Dataset items –
========
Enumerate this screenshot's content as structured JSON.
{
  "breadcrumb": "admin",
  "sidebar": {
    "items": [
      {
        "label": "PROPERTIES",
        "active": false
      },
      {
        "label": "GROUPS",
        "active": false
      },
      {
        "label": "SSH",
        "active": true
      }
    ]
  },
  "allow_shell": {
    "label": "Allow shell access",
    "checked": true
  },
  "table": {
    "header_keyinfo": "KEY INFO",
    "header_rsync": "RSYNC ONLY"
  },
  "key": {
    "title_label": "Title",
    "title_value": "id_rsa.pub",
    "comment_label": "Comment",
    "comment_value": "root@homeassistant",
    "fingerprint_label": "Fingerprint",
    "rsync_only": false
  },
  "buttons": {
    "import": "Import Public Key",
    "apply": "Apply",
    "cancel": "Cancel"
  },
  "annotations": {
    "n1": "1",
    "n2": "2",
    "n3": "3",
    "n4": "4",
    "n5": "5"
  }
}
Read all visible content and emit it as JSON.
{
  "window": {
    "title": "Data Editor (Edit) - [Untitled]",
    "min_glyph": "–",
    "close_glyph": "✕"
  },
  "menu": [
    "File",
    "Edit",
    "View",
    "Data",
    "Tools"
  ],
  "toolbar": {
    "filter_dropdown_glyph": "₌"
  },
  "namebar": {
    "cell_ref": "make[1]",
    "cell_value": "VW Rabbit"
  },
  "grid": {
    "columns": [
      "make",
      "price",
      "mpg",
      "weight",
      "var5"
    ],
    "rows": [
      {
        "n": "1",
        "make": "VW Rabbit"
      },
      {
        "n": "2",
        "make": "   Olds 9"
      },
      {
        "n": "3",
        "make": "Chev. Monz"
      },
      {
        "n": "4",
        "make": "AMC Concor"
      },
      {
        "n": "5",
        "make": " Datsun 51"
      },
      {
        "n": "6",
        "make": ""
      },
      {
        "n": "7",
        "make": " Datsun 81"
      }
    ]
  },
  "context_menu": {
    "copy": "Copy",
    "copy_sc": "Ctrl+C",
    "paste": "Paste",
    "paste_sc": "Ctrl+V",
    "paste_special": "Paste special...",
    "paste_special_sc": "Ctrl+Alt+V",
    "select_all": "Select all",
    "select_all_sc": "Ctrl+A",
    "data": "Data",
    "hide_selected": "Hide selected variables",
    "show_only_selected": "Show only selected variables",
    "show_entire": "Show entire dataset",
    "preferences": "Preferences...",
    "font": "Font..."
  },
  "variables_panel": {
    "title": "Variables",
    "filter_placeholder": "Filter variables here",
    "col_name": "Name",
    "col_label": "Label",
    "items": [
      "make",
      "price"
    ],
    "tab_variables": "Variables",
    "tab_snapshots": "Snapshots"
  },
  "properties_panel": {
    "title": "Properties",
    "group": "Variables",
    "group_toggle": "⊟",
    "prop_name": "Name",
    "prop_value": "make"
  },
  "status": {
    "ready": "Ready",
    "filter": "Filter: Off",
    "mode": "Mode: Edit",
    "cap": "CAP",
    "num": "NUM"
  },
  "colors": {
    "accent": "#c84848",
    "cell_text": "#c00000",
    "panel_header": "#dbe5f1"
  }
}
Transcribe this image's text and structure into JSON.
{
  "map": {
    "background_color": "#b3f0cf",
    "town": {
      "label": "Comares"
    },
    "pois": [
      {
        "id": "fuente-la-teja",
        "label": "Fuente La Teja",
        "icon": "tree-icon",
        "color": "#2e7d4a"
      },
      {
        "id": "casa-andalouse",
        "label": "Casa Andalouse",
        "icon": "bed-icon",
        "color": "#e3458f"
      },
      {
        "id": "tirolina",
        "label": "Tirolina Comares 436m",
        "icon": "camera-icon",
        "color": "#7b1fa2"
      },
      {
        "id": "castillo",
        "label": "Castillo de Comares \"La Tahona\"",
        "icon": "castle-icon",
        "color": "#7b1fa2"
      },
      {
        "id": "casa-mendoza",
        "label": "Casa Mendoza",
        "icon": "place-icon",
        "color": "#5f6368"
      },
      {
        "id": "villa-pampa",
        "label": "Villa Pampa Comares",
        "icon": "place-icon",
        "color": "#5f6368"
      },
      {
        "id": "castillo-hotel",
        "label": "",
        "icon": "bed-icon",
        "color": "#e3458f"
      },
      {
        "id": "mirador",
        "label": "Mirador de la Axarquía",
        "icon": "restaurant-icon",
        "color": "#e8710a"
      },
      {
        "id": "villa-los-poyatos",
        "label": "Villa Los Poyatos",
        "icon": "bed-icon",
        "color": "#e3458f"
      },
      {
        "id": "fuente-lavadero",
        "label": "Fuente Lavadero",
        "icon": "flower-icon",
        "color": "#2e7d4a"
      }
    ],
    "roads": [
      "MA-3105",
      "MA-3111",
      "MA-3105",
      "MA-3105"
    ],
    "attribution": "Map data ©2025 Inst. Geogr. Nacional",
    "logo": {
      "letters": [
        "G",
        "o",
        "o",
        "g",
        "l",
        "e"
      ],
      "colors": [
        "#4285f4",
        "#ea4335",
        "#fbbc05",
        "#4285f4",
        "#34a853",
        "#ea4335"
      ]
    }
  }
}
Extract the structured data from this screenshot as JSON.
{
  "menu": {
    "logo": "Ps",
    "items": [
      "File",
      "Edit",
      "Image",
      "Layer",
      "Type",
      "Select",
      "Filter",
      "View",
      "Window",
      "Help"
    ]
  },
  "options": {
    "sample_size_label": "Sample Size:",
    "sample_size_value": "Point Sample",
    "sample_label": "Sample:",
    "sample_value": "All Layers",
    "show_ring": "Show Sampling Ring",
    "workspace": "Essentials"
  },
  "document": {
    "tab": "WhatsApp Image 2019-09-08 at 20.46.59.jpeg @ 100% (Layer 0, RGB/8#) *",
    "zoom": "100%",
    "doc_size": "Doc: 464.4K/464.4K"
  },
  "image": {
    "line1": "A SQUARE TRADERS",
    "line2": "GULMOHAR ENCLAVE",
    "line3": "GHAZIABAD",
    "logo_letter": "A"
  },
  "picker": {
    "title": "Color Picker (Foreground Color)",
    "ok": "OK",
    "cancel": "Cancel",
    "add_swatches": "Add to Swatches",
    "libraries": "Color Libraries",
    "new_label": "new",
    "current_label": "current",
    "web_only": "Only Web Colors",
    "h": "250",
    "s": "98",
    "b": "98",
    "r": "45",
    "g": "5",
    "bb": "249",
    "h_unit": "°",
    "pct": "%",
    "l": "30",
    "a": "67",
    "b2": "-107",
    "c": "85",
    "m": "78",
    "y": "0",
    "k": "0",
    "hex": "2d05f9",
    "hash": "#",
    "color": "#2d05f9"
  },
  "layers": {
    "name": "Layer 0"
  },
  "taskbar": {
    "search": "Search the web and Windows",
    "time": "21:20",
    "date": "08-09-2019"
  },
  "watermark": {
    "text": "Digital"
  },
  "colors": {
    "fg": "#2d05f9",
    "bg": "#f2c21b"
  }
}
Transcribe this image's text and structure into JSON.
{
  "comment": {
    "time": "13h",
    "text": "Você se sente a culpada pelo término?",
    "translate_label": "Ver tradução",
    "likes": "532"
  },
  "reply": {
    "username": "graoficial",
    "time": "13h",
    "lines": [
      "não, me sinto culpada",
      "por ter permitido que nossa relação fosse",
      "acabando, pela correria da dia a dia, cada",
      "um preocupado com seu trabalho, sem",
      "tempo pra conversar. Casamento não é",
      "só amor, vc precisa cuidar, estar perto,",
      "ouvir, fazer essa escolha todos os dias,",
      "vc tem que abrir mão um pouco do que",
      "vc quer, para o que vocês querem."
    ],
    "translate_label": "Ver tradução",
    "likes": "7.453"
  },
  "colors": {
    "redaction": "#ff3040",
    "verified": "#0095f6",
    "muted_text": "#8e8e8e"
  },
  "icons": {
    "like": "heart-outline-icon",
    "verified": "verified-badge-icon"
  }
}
========
PROMPT – Pull out every line of the entries that includes the word "content".

IN RESPONSE –
Enumerate this screenshot's content as structured JSON.
Read all visible content and emit it as JSON.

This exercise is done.